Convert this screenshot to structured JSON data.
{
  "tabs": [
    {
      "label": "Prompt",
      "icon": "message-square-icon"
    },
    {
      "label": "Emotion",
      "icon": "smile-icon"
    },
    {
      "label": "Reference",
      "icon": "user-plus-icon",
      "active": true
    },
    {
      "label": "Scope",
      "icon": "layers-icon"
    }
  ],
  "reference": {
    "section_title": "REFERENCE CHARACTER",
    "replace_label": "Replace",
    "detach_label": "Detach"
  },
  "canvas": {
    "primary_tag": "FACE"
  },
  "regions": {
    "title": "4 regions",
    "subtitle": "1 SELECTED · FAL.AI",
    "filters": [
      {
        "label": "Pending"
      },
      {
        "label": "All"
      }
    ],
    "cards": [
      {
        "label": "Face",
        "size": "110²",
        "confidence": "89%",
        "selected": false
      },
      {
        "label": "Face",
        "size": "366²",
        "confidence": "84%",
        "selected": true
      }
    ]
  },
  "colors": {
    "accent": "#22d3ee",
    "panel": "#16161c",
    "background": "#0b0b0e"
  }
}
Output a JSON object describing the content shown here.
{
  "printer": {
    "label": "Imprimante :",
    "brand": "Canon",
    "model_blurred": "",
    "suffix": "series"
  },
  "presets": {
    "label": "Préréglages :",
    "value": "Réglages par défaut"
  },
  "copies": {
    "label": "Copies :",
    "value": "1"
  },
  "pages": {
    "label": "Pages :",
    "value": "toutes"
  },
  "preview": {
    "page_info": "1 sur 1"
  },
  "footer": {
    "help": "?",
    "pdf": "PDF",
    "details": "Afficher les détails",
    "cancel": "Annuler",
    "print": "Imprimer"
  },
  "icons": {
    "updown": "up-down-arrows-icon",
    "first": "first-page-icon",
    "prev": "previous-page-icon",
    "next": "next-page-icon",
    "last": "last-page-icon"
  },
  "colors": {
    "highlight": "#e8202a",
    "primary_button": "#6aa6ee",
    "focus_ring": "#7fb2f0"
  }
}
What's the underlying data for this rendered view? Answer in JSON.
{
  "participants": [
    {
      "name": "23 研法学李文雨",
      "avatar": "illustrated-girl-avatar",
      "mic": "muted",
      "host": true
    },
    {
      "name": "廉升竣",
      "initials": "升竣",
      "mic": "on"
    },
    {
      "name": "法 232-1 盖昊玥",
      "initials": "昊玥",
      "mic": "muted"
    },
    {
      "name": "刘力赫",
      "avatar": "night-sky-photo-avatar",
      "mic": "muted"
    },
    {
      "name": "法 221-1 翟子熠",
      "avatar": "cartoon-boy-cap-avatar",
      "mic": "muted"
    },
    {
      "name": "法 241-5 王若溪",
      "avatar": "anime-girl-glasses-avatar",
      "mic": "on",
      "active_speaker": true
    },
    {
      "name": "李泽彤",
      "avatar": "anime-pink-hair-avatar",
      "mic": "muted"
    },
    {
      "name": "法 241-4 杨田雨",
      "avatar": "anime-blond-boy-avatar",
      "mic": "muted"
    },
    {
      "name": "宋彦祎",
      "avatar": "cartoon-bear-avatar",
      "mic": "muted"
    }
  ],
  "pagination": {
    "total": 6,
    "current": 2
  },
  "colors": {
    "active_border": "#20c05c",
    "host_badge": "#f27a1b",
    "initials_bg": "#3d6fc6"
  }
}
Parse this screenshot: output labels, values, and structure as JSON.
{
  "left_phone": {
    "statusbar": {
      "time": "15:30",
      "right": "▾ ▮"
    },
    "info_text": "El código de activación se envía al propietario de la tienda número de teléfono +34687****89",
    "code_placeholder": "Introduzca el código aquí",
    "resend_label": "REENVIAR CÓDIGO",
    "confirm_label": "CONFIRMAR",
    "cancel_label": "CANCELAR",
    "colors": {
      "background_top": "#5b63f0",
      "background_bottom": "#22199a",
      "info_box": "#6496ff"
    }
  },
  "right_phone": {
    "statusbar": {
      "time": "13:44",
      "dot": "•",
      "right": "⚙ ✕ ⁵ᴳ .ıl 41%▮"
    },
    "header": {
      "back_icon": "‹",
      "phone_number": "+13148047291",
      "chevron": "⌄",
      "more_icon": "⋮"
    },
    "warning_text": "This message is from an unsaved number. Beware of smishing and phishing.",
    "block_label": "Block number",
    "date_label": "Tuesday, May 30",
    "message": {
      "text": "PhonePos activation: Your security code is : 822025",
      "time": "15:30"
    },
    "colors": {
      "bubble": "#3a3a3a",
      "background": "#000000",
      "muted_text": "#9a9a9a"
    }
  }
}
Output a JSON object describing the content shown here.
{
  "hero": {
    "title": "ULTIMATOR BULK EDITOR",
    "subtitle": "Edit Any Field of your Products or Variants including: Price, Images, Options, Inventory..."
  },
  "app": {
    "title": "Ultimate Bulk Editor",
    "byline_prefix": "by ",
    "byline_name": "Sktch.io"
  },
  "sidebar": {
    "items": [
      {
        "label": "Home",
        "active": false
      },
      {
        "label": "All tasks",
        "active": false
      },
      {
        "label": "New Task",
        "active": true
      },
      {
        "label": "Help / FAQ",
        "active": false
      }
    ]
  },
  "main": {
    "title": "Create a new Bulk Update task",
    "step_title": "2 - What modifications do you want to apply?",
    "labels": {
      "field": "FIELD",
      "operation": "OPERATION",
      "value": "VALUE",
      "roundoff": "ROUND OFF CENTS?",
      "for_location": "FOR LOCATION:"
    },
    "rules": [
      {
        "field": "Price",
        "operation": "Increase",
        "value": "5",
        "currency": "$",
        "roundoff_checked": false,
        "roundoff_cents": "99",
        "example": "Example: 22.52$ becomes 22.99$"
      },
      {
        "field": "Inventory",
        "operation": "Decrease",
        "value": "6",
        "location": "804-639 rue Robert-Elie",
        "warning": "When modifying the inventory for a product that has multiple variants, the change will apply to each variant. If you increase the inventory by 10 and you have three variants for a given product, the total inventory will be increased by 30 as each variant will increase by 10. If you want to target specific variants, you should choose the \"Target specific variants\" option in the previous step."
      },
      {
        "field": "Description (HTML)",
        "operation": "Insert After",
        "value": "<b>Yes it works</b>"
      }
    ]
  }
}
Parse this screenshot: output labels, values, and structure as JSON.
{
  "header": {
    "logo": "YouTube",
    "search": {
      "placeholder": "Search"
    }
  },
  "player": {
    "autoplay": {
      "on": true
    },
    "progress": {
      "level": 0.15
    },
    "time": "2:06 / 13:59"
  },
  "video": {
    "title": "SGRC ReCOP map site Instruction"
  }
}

§ **GIVEN PROBLEM**:
Which lines contain the word "operation"? Copy each one.

§ **RESPONSE TO THE EXERCISE**:
      "operation": "OPERATION",
        "operation": "Increase",
        "operation": "Decrease",
        "operation": "Insert After",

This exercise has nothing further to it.